Drop the images; return everything else in the listing below exactly.

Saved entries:
########################################
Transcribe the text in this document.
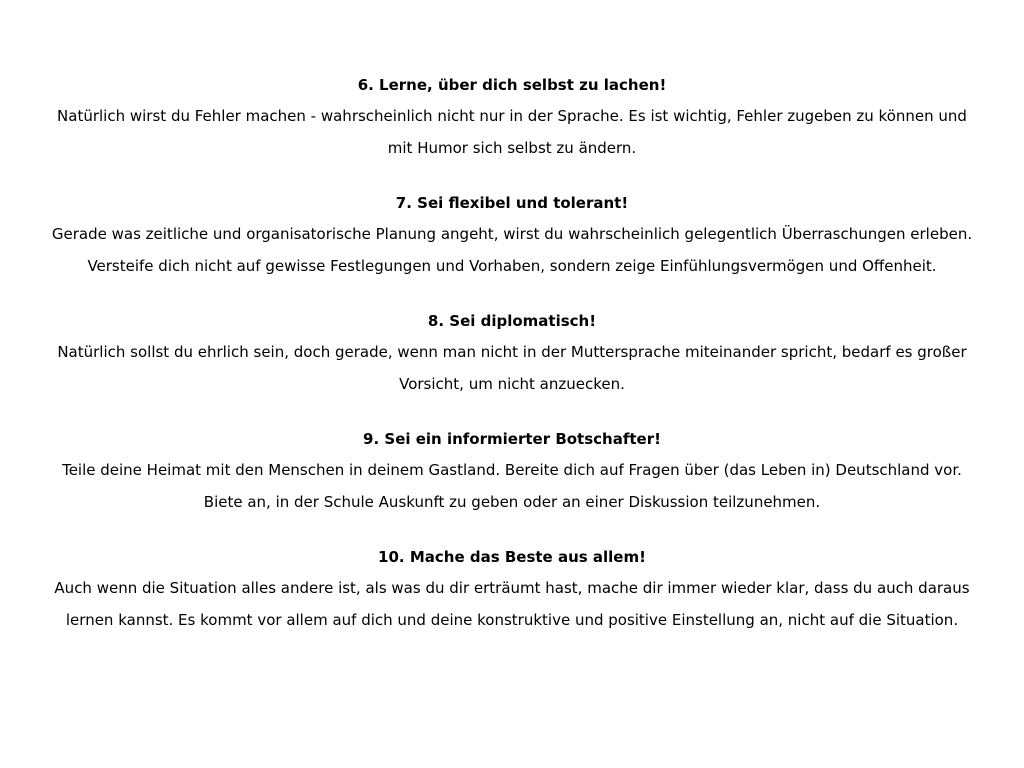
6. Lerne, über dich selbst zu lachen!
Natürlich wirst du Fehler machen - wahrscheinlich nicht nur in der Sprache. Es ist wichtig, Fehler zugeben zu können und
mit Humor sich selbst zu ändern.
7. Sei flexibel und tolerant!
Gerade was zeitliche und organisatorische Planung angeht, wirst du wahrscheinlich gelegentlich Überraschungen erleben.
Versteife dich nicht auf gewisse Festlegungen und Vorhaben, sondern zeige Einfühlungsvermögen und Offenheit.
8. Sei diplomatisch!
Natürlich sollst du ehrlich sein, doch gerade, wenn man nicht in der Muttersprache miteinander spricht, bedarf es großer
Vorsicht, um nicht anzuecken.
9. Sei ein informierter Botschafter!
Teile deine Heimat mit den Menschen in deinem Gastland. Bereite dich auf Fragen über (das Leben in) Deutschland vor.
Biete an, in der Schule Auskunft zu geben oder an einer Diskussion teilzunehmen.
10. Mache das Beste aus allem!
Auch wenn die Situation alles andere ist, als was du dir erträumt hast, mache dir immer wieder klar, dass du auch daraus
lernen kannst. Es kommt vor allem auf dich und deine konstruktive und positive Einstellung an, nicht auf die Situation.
########################################
The answer:
Transcribe the text in this document.
6. Lerne, über dich selbst zu lachen!
Natürlich wirst du Fehler machen - wahrscheinlich nicht nur in der Sprache. Es ist wichtig, Fehler zugeben zu können und
mit Humor sich selbst zu ändern.
7. Sei flexibel und tolerant!
Gerade was zeitliche und organisatorische Planung angeht, wirst du wahrscheinlich gelegentlich Überraschungen erleben.
Versteife dich nicht auf gewisse Festlegungen und Vorhaben, sondern zeige Einfühlungsvermögen und Offenheit.
8. Sei diplomatisch!
Natürlich sollst du ehrlich sein, doch gerade, wenn man nicht in der Muttersprache miteinander spricht, bedarf es großer
Vorsicht, um nicht anzuecken.
9. Sei ein informierter Botschafter!
Teile deine Heimat mit den Menschen in deinem Gastland. Bereite dich auf Fragen über (das Leben in) Deutschland vor.
Biete an, in der Schule Auskunft zu geben oder an einer Diskussion teilzunehmen.
10. Mache das Beste aus allem!
Auch wenn die Situation alles andere ist, als was du dir erträumt hast, mache dir immer wieder klar, dass du auch daraus
lernen kannst. Es kommt vor allem auf dich und deine konstruktive und positive Einstellung an, nicht auf die Situation.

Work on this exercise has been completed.